## TASK TO CARRY OUT
Return all the data below as it stands, minus the pictures.

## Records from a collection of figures
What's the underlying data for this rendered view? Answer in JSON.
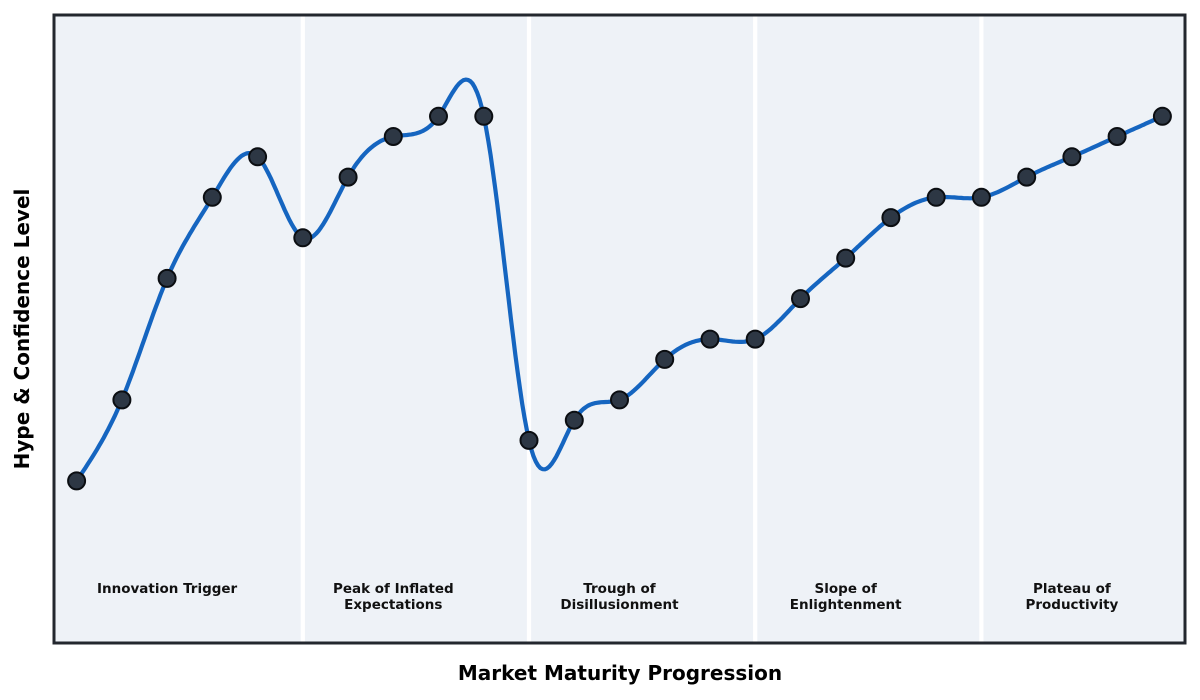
{
  "chart_data": {
    "type": "line",
    "title": "",
    "xlabel": "Market Maturity Progression",
    "ylabel": "Hype & Confidence Level",
    "interpolation": "cubic-spline",
    "marker": "circle",
    "grid": false,
    "legend": null,
    "x": [
      0,
      1,
      2,
      3,
      4,
      5,
      6,
      7,
      8,
      9,
      10,
      11,
      12,
      13,
      14,
      15,
      16,
      17,
      18,
      19,
      20,
      21,
      22,
      23,
      24
    ],
    "values": [
      5,
      25,
      55,
      75,
      85,
      65,
      80,
      90,
      95,
      95,
      15,
      20,
      25,
      35,
      40,
      40,
      50,
      60,
      70,
      75,
      75,
      80,
      85,
      90,
      95
    ],
    "xlim": [
      -0.5,
      24.5
    ],
    "ylim": [
      -35,
      120
    ],
    "band_boundaries_x": [
      5,
      10,
      15,
      20
    ],
    "phases": [
      {
        "label": "Innovation Trigger",
        "label_x": 2
      },
      {
        "label": "Peak of Inflated\nExpectations",
        "label_x": 7
      },
      {
        "label": "Trough of\nDisillusionment",
        "label_x": 12
      },
      {
        "label": "Slope of\nEnlightenment",
        "label_x": 17
      },
      {
        "label": "Plateau of\nProductivity",
        "label_x": 22
      }
    ],
    "colors": {
      "line": "#1565c0",
      "marker_fill": "#2d3744",
      "marker_edge": "#0b0e12",
      "band": "#eef2f7",
      "separator": "#ffffff",
      "border": "#23272e",
      "label_text": "#111111"
    }
  }
}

## ANSWER FOR THIS EXERCISE
What's the underlying data for this rendered view? Answer in JSON.
{
  "chart_data": {
    "type": "line",
    "title": "",
    "xlabel": "Market Maturity Progression",
    "ylabel": "Hype & Confidence Level",
    "interpolation": "cubic-spline",
    "marker": "circle",
    "grid": false,
    "legend": null,
    "x": [
      0,
      1,
      2,
      3,
      4,
      5,
      6,
      7,
      8,
      9,
      10,
      11,
      12,
      13,
      14,
      15,
      16,
      17,
      18,
      19,
      20,
      21,
      22,
      23,
      24
    ],
    "values": [
      5,
      25,
      55,
      75,
      85,
      65,
      80,
      90,
      95,
      95,
      15,
      20,
      25,
      35,
      40,
      40,
      50,
      60,
      70,
      75,
      75,
      80,
      85,
      90,
      95
    ],
    "xlim": [
      -0.5,
      24.5
    ],
    "ylim": [
      -35,
      120
    ],
    "band_boundaries_x": [
      5,
      10,
      15,
      20
    ],
    "phases": [
      {
        "label": "Innovation Trigger",
        "label_x": 2
      },
      {
        "label": "Peak of Inflated\nExpectations",
        "label_x": 7
      },
      {
        "label": "Trough of\nDisillusionment",
        "label_x": 12
      },
      {
        "label": "Slope of\nEnlightenment",
        "label_x": 17
      },
      {
        "label": "Plateau of\nProductivity",
        "label_x": 22
      }
    ],
    "colors": {
      "line": "#1565c0",
      "marker_fill": "#2d3744",
      "marker_edge": "#0b0e12",
      "band": "#eef2f7",
      "separator": "#ffffff",
      "border": "#23272e",
      "label_text": "#111111"
    }
  }
}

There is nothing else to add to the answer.